→ Aim
Scan the entries below for the word "title". Copy each line that has it.

→ Stored data
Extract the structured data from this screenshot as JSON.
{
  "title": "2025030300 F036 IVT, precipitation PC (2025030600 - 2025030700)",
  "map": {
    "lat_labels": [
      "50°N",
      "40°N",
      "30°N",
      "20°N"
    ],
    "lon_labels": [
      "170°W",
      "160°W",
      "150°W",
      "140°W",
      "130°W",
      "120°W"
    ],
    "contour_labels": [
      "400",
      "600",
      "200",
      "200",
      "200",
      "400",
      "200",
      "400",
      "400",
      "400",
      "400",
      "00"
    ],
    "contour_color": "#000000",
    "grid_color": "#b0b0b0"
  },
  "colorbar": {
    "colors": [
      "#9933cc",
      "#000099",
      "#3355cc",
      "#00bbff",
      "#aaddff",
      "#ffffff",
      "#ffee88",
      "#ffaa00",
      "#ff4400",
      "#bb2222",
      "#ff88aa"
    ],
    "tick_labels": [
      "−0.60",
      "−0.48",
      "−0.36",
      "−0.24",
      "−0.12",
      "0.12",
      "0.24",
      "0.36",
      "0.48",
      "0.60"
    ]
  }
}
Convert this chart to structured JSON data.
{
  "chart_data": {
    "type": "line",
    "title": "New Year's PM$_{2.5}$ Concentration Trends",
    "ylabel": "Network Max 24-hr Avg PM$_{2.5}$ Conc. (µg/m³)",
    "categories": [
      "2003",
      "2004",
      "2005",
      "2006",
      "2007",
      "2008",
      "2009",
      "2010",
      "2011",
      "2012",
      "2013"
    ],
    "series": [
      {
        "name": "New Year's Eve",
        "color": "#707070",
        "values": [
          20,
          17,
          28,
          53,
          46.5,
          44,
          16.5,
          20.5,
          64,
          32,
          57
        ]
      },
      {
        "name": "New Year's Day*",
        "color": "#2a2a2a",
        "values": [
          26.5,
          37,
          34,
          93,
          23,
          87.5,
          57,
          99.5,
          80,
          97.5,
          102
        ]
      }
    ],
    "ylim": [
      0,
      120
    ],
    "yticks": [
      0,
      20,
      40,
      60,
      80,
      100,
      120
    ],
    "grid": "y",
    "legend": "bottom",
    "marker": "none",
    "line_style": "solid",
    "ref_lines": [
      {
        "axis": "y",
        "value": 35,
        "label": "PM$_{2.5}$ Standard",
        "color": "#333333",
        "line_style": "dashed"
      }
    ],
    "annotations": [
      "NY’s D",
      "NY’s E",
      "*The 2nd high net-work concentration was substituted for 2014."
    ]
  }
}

→ Full answer
  "title": "2025030300 F036 IVT, precipitation PC (2025030600 - 2025030700)",
    "title": "New Year's PM$_{2.5}$ Concentration Trends",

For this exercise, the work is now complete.